The entries below should be transcribed in their entirety, exactly as written.

[start EXERCISE MATERIAL]

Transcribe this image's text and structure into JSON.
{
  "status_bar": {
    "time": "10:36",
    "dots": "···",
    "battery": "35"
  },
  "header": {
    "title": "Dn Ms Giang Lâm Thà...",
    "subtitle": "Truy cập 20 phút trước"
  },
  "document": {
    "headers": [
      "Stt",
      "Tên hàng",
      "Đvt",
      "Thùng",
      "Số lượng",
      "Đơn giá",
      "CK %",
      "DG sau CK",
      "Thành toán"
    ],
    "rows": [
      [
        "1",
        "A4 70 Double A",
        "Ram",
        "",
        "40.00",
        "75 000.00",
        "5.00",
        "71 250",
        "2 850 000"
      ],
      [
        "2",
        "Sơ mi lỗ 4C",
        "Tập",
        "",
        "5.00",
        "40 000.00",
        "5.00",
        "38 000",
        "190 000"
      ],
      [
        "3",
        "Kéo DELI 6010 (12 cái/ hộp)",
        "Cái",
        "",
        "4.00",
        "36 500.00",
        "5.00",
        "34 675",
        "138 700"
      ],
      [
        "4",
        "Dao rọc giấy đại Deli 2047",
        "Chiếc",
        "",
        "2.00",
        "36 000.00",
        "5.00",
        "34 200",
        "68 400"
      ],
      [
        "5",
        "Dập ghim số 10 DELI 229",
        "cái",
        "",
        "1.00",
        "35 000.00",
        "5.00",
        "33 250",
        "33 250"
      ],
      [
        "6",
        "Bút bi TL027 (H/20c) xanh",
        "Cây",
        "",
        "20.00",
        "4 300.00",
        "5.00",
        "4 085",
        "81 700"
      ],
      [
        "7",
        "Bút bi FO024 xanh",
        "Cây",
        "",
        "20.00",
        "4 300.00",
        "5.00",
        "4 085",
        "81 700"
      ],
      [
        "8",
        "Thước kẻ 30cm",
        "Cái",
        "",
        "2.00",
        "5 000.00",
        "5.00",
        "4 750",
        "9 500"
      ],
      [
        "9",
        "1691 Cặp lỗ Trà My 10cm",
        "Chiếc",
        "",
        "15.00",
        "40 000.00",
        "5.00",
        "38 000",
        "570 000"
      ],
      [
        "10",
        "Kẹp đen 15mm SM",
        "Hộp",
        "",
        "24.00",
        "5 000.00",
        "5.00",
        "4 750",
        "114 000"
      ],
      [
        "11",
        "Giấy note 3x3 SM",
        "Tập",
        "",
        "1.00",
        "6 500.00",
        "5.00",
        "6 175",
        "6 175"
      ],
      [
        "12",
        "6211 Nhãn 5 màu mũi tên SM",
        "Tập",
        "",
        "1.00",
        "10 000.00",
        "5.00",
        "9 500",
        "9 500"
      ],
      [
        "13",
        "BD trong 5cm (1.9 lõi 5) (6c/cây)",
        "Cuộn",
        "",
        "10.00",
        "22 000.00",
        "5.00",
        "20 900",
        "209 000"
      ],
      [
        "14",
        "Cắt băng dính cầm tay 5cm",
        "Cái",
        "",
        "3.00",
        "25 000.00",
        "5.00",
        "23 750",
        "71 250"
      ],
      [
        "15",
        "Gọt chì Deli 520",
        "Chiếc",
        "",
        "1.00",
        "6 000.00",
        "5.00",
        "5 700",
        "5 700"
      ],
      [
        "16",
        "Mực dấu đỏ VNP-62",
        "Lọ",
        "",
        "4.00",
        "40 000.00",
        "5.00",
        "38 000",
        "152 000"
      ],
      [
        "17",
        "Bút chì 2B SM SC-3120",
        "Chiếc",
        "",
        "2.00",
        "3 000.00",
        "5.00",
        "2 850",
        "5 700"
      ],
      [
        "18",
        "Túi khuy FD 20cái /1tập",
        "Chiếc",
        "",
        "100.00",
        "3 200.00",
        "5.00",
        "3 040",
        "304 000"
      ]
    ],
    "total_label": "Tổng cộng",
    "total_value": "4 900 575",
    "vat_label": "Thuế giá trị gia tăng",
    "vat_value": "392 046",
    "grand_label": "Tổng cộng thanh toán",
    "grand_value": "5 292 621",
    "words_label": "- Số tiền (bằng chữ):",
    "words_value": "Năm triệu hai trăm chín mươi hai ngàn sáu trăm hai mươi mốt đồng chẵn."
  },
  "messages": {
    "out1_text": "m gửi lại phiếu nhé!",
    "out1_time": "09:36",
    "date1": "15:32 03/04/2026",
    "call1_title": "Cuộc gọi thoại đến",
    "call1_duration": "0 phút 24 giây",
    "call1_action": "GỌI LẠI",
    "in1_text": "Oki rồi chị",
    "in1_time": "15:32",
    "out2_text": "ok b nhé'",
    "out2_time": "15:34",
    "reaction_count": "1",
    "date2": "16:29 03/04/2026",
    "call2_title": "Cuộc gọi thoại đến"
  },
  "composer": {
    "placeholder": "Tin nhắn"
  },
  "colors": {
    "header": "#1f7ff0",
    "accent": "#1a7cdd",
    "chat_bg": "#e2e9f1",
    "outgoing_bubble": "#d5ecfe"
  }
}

[end EXERCISE MATERIAL]

ANSWER TO THE EXERCISE.
Transcribe this image's text and structure into JSON.
{
  "status_bar": {
    "time": "10:36",
    "dots": "···",
    "battery": "35"
  },
  "header": {
    "title": "Dn Ms Giang Lâm Thà...",
    "subtitle": "Truy cập 20 phút trước"
  },
  "document": {
    "headers": [
      "Stt",
      "Tên hàng",
      "Đvt",
      "Thùng",
      "Số lượng",
      "Đơn giá",
      "CK %",
      "DG sau CK",
      "Thành toán"
    ],
    "rows": [
      [
        "1",
        "A4 70 Double A",
        "Ram",
        "",
        "40.00",
        "75 000.00",
        "5.00",
        "71 250",
        "2 850 000"
      ],
      [
        "2",
        "Sơ mi lỗ 4C",
        "Tập",
        "",
        "5.00",
        "40 000.00",
        "5.00",
        "38 000",
        "190 000"
      ],
      [
        "3",
        "Kéo DELI 6010 (12 cái/ hộp)",
        "Cái",
        "",
        "4.00",
        "36 500.00",
        "5.00",
        "34 675",
        "138 700"
      ],
      [
        "4",
        "Dao rọc giấy đại Deli 2047",
        "Chiếc",
        "",
        "2.00",
        "36 000.00",
        "5.00",
        "34 200",
        "68 400"
      ],
      [
        "5",
        "Dập ghim số 10 DELI 229",
        "cái",
        "",
        "1.00",
        "35 000.00",
        "5.00",
        "33 250",
        "33 250"
      ],
      [
        "6",
        "Bút bi TL027 (H/20c) xanh",
        "Cây",
        "",
        "20.00",
        "4 300.00",
        "5.00",
        "4 085",
        "81 700"
      ],
      [
        "7",
        "Bút bi FO024 xanh",
        "Cây",
        "",
        "20.00",
        "4 300.00",
        "5.00",
        "4 085",
        "81 700"
      ],
      [
        "8",
        "Thước kẻ 30cm",
        "Cái",
        "",
        "2.00",
        "5 000.00",
        "5.00",
        "4 750",
        "9 500"
      ],
      [
        "9",
        "1691 Cặp lỗ Trà My 10cm",
        "Chiếc",
        "",
        "15.00",
        "40 000.00",
        "5.00",
        "38 000",
        "570 000"
      ],
      [
        "10",
        "Kẹp đen 15mm SM",
        "Hộp",
        "",
        "24.00",
        "5 000.00",
        "5.00",
        "4 750",
        "114 000"
      ],
      [
        "11",
        "Giấy note 3x3 SM",
        "Tập",
        "",
        "1.00",
        "6 500.00",
        "5.00",
        "6 175",
        "6 175"
      ],
      [
        "12",
        "6211 Nhãn 5 màu mũi tên SM",
        "Tập",
        "",
        "1.00",
        "10 000.00",
        "5.00",
        "9 500",
        "9 500"
      ],
      [
        "13",
        "BD trong 5cm (1.9 lõi 5) (6c/cây)",
        "Cuộn",
        "",
        "10.00",
        "22 000.00",
        "5.00",
        "20 900",
        "209 000"
      ],
      [
        "14",
        "Cắt băng dính cầm tay 5cm",
        "Cái",
        "",
        "3.00",
        "25 000.00",
        "5.00",
        "23 750",
        "71 250"
      ],
      [
        "15",
        "Gọt chì Deli 520",
        "Chiếc",
        "",
        "1.00",
        "6 000.00",
        "5.00",
        "5 700",
        "5 700"
      ],
      [
        "16",
        "Mực dấu đỏ VNP-62",
        "Lọ",
        "",
        "4.00",
        "40 000.00",
        "5.00",
        "38 000",
        "152 000"
      ],
      [
        "17",
        "Bút chì 2B SM SC-3120",
        "Chiếc",
        "",
        "2.00",
        "3 000.00",
        "5.00",
        "2 850",
        "5 700"
      ],
      [
        "18",
        "Túi khuy FD 20cái /1tập",
        "Chiếc",
        "",
        "100.00",
        "3 200.00",
        "5.00",
        "3 040",
        "304 000"
      ]
    ],
    "total_label": "Tổng cộng",
    "total_value": "4 900 575",
    "vat_label": "Thuế giá trị gia tăng",
    "vat_value": "392 046",
    "grand_label": "Tổng cộng thanh toán",
    "grand_value": "5 292 621",
    "words_label": "- Số tiền (bằng chữ):",
    "words_value": "Năm triệu hai trăm chín mươi hai ngàn sáu trăm hai mươi mốt đồng chẵn."
  },
  "messages": {
    "out1_text": "m gửi lại phiếu nhé!",
    "out1_time": "09:36",
    "date1": "15:32 03/04/2026",
    "call1_title": "Cuộc gọi thoại đến",
    "call1_duration": "0 phút 24 giây",
    "call1_action": "GỌI LẠI",
    "in1_text": "Oki rồi chị",
    "in1_time": "15:32",
    "out2_text": "ok b nhé'",
    "out2_time": "15:34",
    "reaction_count": "1",
    "date2": "16:29 03/04/2026",
    "call2_title": "Cuộc gọi thoại đến"
  },
  "composer": {
    "placeholder": "Tin nhắn"
  },
  "colors": {
    "header": "#1f7ff0",
    "accent": "#1a7cdd",
    "chat_bg": "#e2e9f1",
    "outgoing_bubble": "#d5ecfe"
  }
}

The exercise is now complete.